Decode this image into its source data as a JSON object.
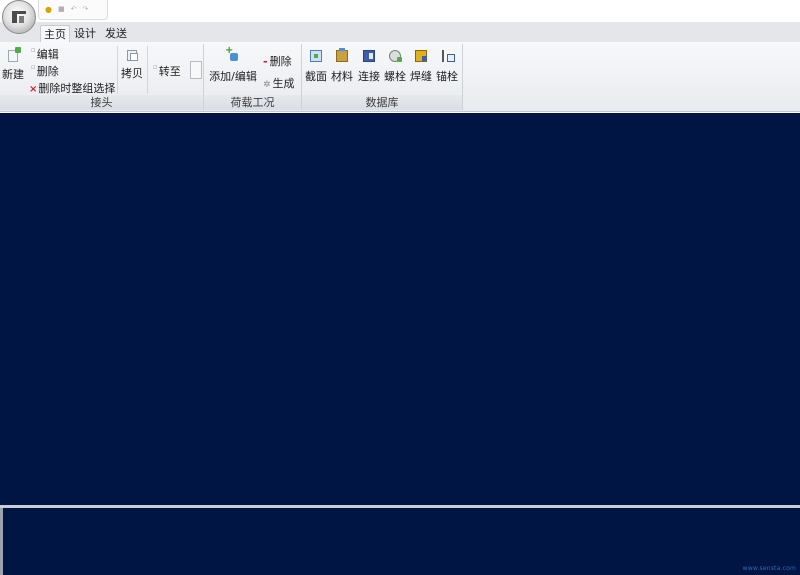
{
  "quick_access": {
    "items": [
      "open-icon",
      "save-icon",
      "undo-icon",
      "redo-icon"
    ]
  },
  "tabs": [
    {
      "label": "主页",
      "active": true
    },
    {
      "label": "设计",
      "active": false
    },
    {
      "label": "发送",
      "active": false
    }
  ],
  "ribbon": {
    "joint_group": {
      "label": "接头",
      "new": "新建",
      "edit": "编辑",
      "delete": "删除",
      "delete_regroup": "删除时整组选择",
      "copy": "拷贝",
      "goto": "转至"
    },
    "load_group": {
      "label": "荷载工况",
      "add_edit": "添加/编辑",
      "delete": "删除",
      "generate": "生成"
    },
    "database_group": {
      "label": "数据库",
      "items": [
        "截面",
        "材料",
        "连接",
        "螺栓",
        "焊缝",
        "锚栓"
      ]
    }
  },
  "colors": {
    "viewport_background": "#001544",
    "ribbon_background": "#eef0f3"
  },
  "watermark": "www.sensta.com"
}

» Short exercise
Make an exact copy of the whole listing, but don't bring over any pictures.

» The completed task
Decode this image into its source data as a JSON object.
{
  "quick_access": {
    "items": [
      "open-icon",
      "save-icon",
      "undo-icon",
      "redo-icon"
    ]
  },
  "tabs": [
    {
      "label": "主页",
      "active": true
    },
    {
      "label": "设计",
      "active": false
    },
    {
      "label": "发送",
      "active": false
    }
  ],
  "ribbon": {
    "joint_group": {
      "label": "接头",
      "new": "新建",
      "edit": "编辑",
      "delete": "删除",
      "delete_regroup": "删除时整组选择",
      "copy": "拷贝",
      "goto": "转至"
    },
    "load_group": {
      "label": "荷载工况",
      "add_edit": "添加/编辑",
      "delete": "删除",
      "generate": "生成"
    },
    "database_group": {
      "label": "数据库",
      "items": [
        "截面",
        "材料",
        "连接",
        "螺栓",
        "焊缝",
        "锚栓"
      ]
    }
  },
  "colors": {
    "viewport_background": "#001544",
    "ribbon_background": "#eef0f3"
  },
  "watermark": "www.sensta.com"
}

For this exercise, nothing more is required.